(Chart and figure data)
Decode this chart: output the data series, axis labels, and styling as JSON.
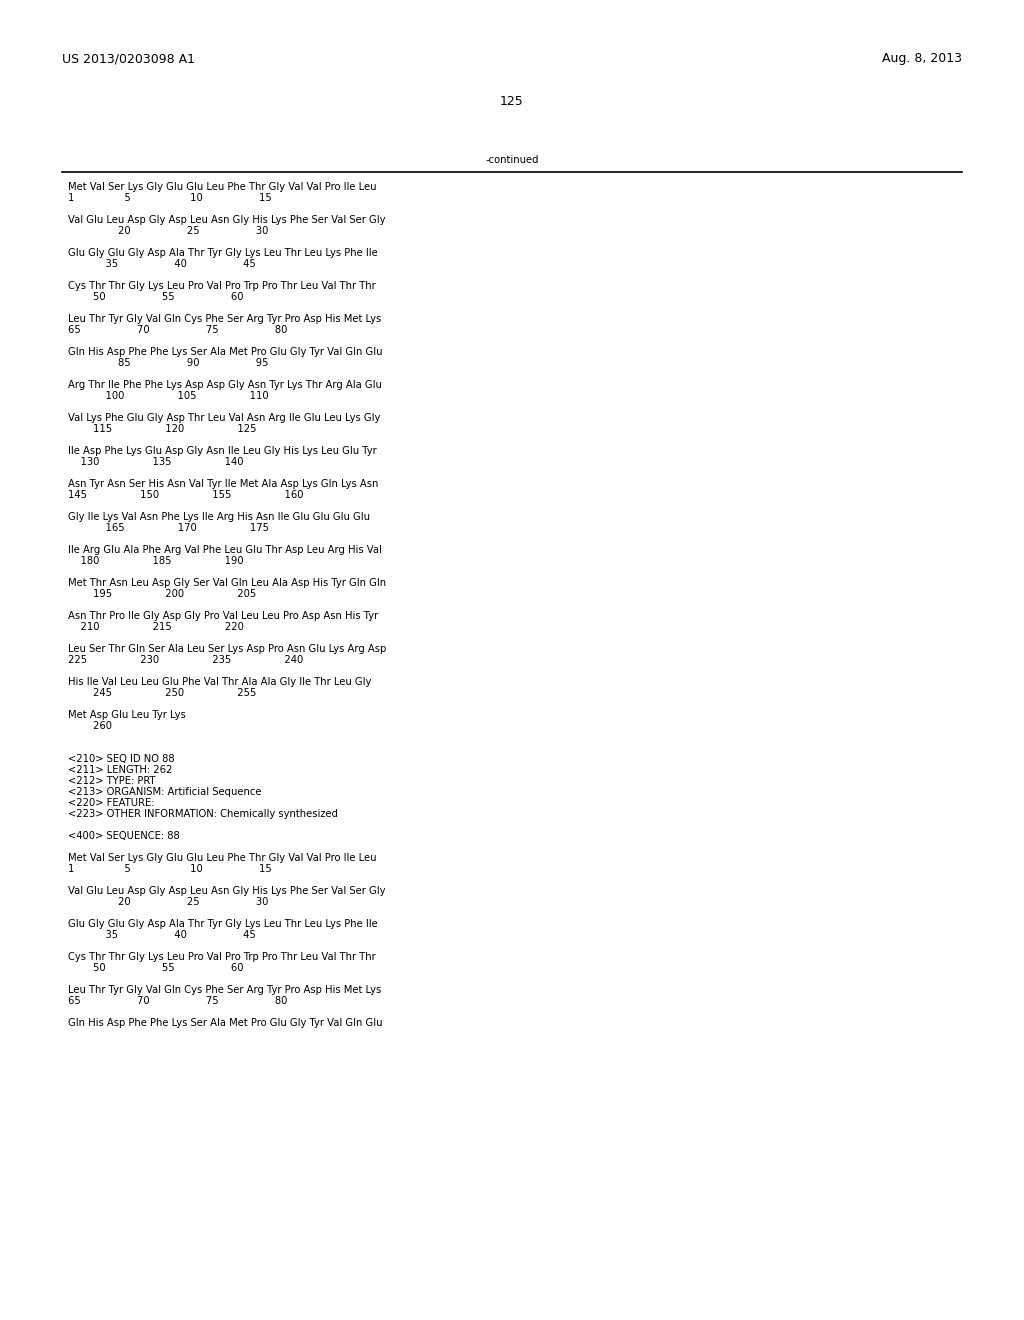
{
  "background_color": "#ffffff",
  "top_left_text": "US 2013/0203098 A1",
  "top_right_text": "Aug. 8, 2013",
  "page_number": "125",
  "continued_text": "-continued",
  "font_size_header": 9.0,
  "font_size_body": 7.2,
  "body_lines": [
    "Met Val Ser Lys Gly Glu Glu Leu Phe Thr Gly Val Val Pro Ile Leu",
    "1                5                   10                  15",
    "",
    "Val Glu Leu Asp Gly Asp Leu Asn Gly His Lys Phe Ser Val Ser Gly",
    "                20                  25                  30",
    "",
    "Glu Gly Glu Gly Asp Ala Thr Tyr Gly Lys Leu Thr Leu Lys Phe Ile",
    "            35                  40                  45",
    "",
    "Cys Thr Thr Gly Lys Leu Pro Val Pro Trp Pro Thr Leu Val Thr Thr",
    "        50                  55                  60",
    "",
    "Leu Thr Tyr Gly Val Gln Cys Phe Ser Arg Tyr Pro Asp His Met Lys",
    "65                  70                  75                  80",
    "",
    "Gln His Asp Phe Phe Lys Ser Ala Met Pro Glu Gly Tyr Val Gln Glu",
    "                85                  90                  95",
    "",
    "Arg Thr Ile Phe Phe Lys Asp Asp Gly Asn Tyr Lys Thr Arg Ala Glu",
    "            100                 105                 110",
    "",
    "Val Lys Phe Glu Gly Asp Thr Leu Val Asn Arg Ile Glu Leu Lys Gly",
    "        115                 120                 125",
    "",
    "Ile Asp Phe Lys Glu Asp Gly Asn Ile Leu Gly His Lys Leu Glu Tyr",
    "    130                 135                 140",
    "",
    "Asn Tyr Asn Ser His Asn Val Tyr Ile Met Ala Asp Lys Gln Lys Asn",
    "145                 150                 155                 160",
    "",
    "Gly Ile Lys Val Asn Phe Lys Ile Arg His Asn Ile Glu Glu Glu Glu",
    "            165                 170                 175",
    "",
    "Ile Arg Glu Ala Phe Arg Val Phe Leu Glu Thr Asp Leu Arg His Val",
    "    180                 185                 190",
    "",
    "Met Thr Asn Leu Asp Gly Ser Val Gln Leu Ala Asp His Tyr Gln Gln",
    "        195                 200                 205",
    "",
    "Asn Thr Pro Ile Gly Asp Gly Pro Val Leu Leu Pro Asp Asn His Tyr",
    "    210                 215                 220",
    "",
    "Leu Ser Thr Gln Ser Ala Leu Ser Lys Asp Pro Asn Glu Lys Arg Asp",
    "225                 230                 235                 240",
    "",
    "His Ile Val Leu Leu Glu Phe Val Thr Ala Ala Gly Ile Thr Leu Gly",
    "        245                 250                 255",
    "",
    "Met Asp Glu Leu Tyr Lys",
    "        260",
    "",
    "",
    "<210> SEQ ID NO 88",
    "<211> LENGTH: 262",
    "<212> TYPE: PRT",
    "<213> ORGANISM: Artificial Sequence",
    "<220> FEATURE:",
    "<223> OTHER INFORMATION: Chemically synthesized",
    "",
    "<400> SEQUENCE: 88",
    "",
    "Met Val Ser Lys Gly Glu Glu Leu Phe Thr Gly Val Val Pro Ile Leu",
    "1                5                   10                  15",
    "",
    "Val Glu Leu Asp Gly Asp Leu Asn Gly His Lys Phe Ser Val Ser Gly",
    "                20                  25                  30",
    "",
    "Glu Gly Glu Gly Asp Ala Thr Tyr Gly Lys Leu Thr Leu Lys Phe Ile",
    "            35                  40                  45",
    "",
    "Cys Thr Thr Gly Lys Leu Pro Val Pro Trp Pro Thr Leu Val Thr Thr",
    "        50                  55                  60",
    "",
    "Leu Thr Tyr Gly Val Gln Cys Phe Ser Arg Tyr Pro Asp His Met Lys",
    "65                  70                  75                  80",
    "",
    "Gln His Asp Phe Phe Lys Ser Ala Met Pro Glu Gly Tyr Val Gln Glu"
  ]
}
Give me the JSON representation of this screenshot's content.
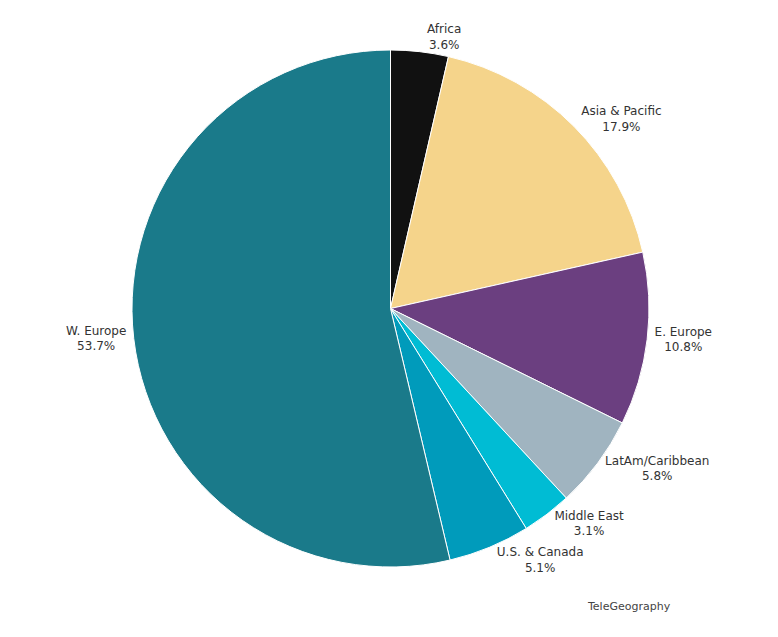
{
  "chart_data": {
    "type": "pie",
    "categories": [
      "Africa",
      "Asia & Pacific",
      "E. Europe",
      "LatAm/Caribbean",
      "Middle East",
      "U.S. & Canada",
      "W. Europe"
    ],
    "values": [
      3.6,
      17.9,
      10.8,
      5.8,
      3.1,
      5.1,
      53.7
    ],
    "value_labels": [
      "3.6%",
      "17.9%",
      "10.8%",
      "5.8%",
      "3.1%",
      "5.1%",
      "53.7%"
    ],
    "colors": [
      "#111111",
      "#f5d48b",
      "#6b3f80",
      "#a0b4c0",
      "#00bcd4",
      "#009bbb",
      "#1a7a8a"
    ],
    "data_labels": true,
    "annotations": [
      "TeleGeography"
    ]
  }
}
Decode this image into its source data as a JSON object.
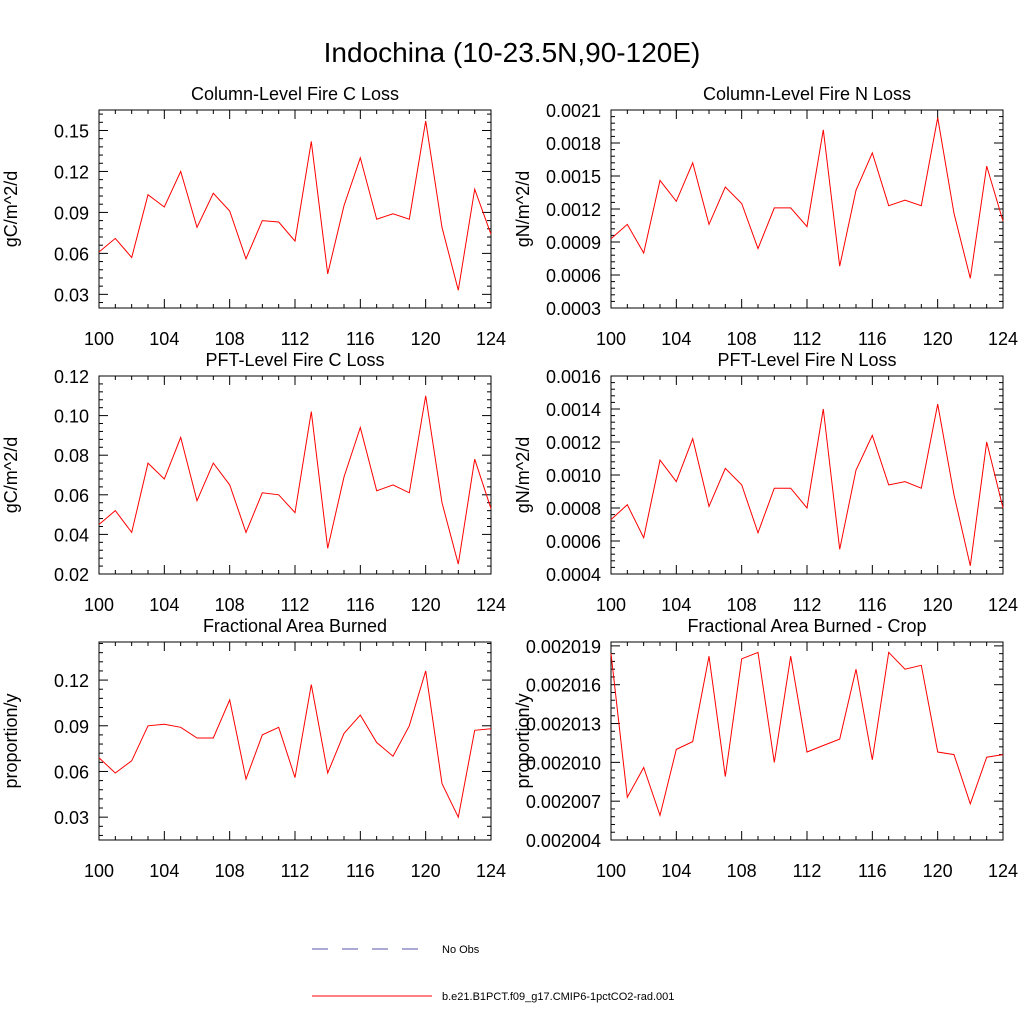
{
  "figure": {
    "title": "Indochina (10-23.5N,90-120E)",
    "series_color": "#ff0000",
    "obs_color": "#5555aa",
    "legend": [
      {
        "label": "No Obs",
        "style": "dashed",
        "color": "#5555aa"
      },
      {
        "label": "b.e21.B1PCT.f09_g17.CMIP6-1pctCO2-rad.001",
        "style": "solid",
        "color": "#ff0000"
      }
    ]
  },
  "chart_data": [
    {
      "type": "line",
      "title": "Column-Level Fire C Loss",
      "ylabel": "gC/m^2/d",
      "xlim": [
        100,
        124
      ],
      "ylim": [
        0.02,
        0.165
      ],
      "xticks": [
        100,
        104,
        108,
        112,
        116,
        120,
        124
      ],
      "yticks": [
        0.03,
        0.06,
        0.09,
        0.12,
        0.15
      ],
      "ytick_labels": [
        "0.03",
        "0.06",
        "0.09",
        "0.12",
        "0.15"
      ],
      "x": [
        100,
        101,
        102,
        103,
        104,
        105,
        106,
        107,
        108,
        109,
        110,
        111,
        112,
        113,
        114,
        115,
        116,
        117,
        118,
        119,
        120,
        121,
        122,
        123,
        124
      ],
      "series": [
        {
          "values": [
            0.061,
            0.071,
            0.057,
            0.103,
            0.094,
            0.12,
            0.079,
            0.104,
            0.091,
            0.056,
            0.084,
            0.083,
            0.069,
            0.142,
            0.045,
            0.095,
            0.13,
            0.085,
            0.089,
            0.085,
            0.157,
            0.079,
            0.033,
            0.107,
            0.074
          ]
        }
      ]
    },
    {
      "type": "line",
      "title": "Column-Level Fire N Loss",
      "ylabel": "gN/m^2/d",
      "xlim": [
        100,
        124
      ],
      "ylim": [
        0.0003,
        0.0021
      ],
      "xticks": [
        100,
        104,
        108,
        112,
        116,
        120,
        124
      ],
      "yticks": [
        0.0003,
        0.0006,
        0.0009,
        0.0012,
        0.0015,
        0.0018,
        0.0021
      ],
      "ytick_labels": [
        "0.0003",
        "0.0006",
        "0.0009",
        "0.0012",
        "0.0015",
        "0.0018",
        "0.0021"
      ],
      "x": [
        100,
        101,
        102,
        103,
        104,
        105,
        106,
        107,
        108,
        109,
        110,
        111,
        112,
        113,
        114,
        115,
        116,
        117,
        118,
        119,
        120,
        121,
        122,
        123,
        124
      ],
      "series": [
        {
          "values": [
            0.00093,
            0.00106,
            0.0008,
            0.00146,
            0.00127,
            0.00162,
            0.00106,
            0.0014,
            0.00125,
            0.00084,
            0.00121,
            0.00121,
            0.00104,
            0.00192,
            0.00068,
            0.00137,
            0.00171,
            0.00123,
            0.00128,
            0.00123,
            0.00203,
            0.00116,
            0.00057,
            0.00159,
            0.00109
          ]
        }
      ]
    },
    {
      "type": "line",
      "title": "PFT-Level Fire C Loss",
      "ylabel": "gC/m^2/d",
      "xlim": [
        100,
        124
      ],
      "ylim": [
        0.02,
        0.12
      ],
      "xticks": [
        100,
        104,
        108,
        112,
        116,
        120,
        124
      ],
      "yticks": [
        0.02,
        0.04,
        0.06,
        0.08,
        0.1,
        0.12
      ],
      "ytick_labels": [
        "0.02",
        "0.04",
        "0.06",
        "0.08",
        "0.10",
        "0.12"
      ],
      "x": [
        100,
        101,
        102,
        103,
        104,
        105,
        106,
        107,
        108,
        109,
        110,
        111,
        112,
        113,
        114,
        115,
        116,
        117,
        118,
        119,
        120,
        121,
        122,
        123,
        124
      ],
      "series": [
        {
          "values": [
            0.045,
            0.052,
            0.041,
            0.076,
            0.068,
            0.089,
            0.057,
            0.076,
            0.065,
            0.041,
            0.061,
            0.06,
            0.051,
            0.102,
            0.033,
            0.069,
            0.094,
            0.062,
            0.065,
            0.061,
            0.11,
            0.056,
            0.025,
            0.078,
            0.053
          ]
        }
      ]
    },
    {
      "type": "line",
      "title": "PFT-Level Fire N Loss",
      "ylabel": "gN/m^2/d",
      "xlim": [
        100,
        124
      ],
      "ylim": [
        0.0004,
        0.0016
      ],
      "xticks": [
        100,
        104,
        108,
        112,
        116,
        120,
        124
      ],
      "yticks": [
        0.0004,
        0.0006,
        0.0008,
        0.001,
        0.0012,
        0.0014,
        0.0016
      ],
      "ytick_labels": [
        "0.0004",
        "0.0006",
        "0.0008",
        "0.0010",
        "0.0012",
        "0.0014",
        "0.0016"
      ],
      "x": [
        100,
        101,
        102,
        103,
        104,
        105,
        106,
        107,
        108,
        109,
        110,
        111,
        112,
        113,
        114,
        115,
        116,
        117,
        118,
        119,
        120,
        121,
        122,
        123,
        124
      ],
      "series": [
        {
          "values": [
            0.00073,
            0.00082,
            0.00062,
            0.00109,
            0.00096,
            0.00122,
            0.00081,
            0.00104,
            0.00094,
            0.00065,
            0.00092,
            0.00092,
            0.0008,
            0.0014,
            0.00055,
            0.00103,
            0.00124,
            0.00094,
            0.00096,
            0.00092,
            0.00143,
            0.00088,
            0.00045,
            0.0012,
            0.0008
          ]
        }
      ]
    },
    {
      "type": "line",
      "title": "Fractional Area Burned",
      "ylabel": "proportion/y",
      "xlim": [
        100,
        124
      ],
      "ylim": [
        0.015,
        0.145
      ],
      "xticks": [
        100,
        104,
        108,
        112,
        116,
        120,
        124
      ],
      "yticks": [
        0.03,
        0.06,
        0.09,
        0.12
      ],
      "ytick_labels": [
        "0.03",
        "0.06",
        "0.09",
        "0.12"
      ],
      "x": [
        100,
        101,
        102,
        103,
        104,
        105,
        106,
        107,
        108,
        109,
        110,
        111,
        112,
        113,
        114,
        115,
        116,
        117,
        118,
        119,
        120,
        121,
        122,
        123,
        124
      ],
      "series": [
        {
          "values": [
            0.069,
            0.059,
            0.067,
            0.09,
            0.091,
            0.089,
            0.082,
            0.082,
            0.107,
            0.055,
            0.084,
            0.089,
            0.056,
            0.117,
            0.059,
            0.085,
            0.097,
            0.079,
            0.07,
            0.09,
            0.126,
            0.052,
            0.03,
            0.087,
            0.088
          ]
        }
      ]
    },
    {
      "type": "line",
      "title": "Fractional Area Burned - Crop",
      "ylabel": "proportion/y",
      "xlim": [
        100,
        124
      ],
      "ylim": [
        0.002004,
        0.0020193
      ],
      "xticks": [
        100,
        104,
        108,
        112,
        116,
        120,
        124
      ],
      "yticks": [
        0.002004,
        0.002007,
        0.00201,
        0.002013,
        0.002016,
        0.002019
      ],
      "ytick_labels": [
        "0.002004",
        "0.002007",
        "0.002010",
        "0.002013",
        "0.002016",
        "0.002019"
      ],
      "x": [
        100,
        101,
        102,
        103,
        104,
        105,
        106,
        107,
        108,
        109,
        110,
        111,
        112,
        113,
        114,
        115,
        116,
        117,
        118,
        119,
        120,
        121,
        122,
        123,
        124
      ],
      "series": [
        {
          "values": [
            0.0020184,
            0.0020073,
            0.0020096,
            0.0020059,
            0.002011,
            0.0020116,
            0.0020182,
            0.0020089,
            0.002018,
            0.0020185,
            0.00201,
            0.0020182,
            0.0020108,
            0.0020113,
            0.0020118,
            0.0020172,
            0.0020102,
            0.0020185,
            0.0020172,
            0.0020175,
            0.0020108,
            0.0020106,
            0.0020068,
            0.0020104,
            0.0020106
          ]
        }
      ]
    }
  ]
}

Work instructions: Find all the lines containing "Area" in the material, then copy them.

Written solution:
      "title": "Fractional Area Burned",
      "title": "Fractional Area Burned - Crop",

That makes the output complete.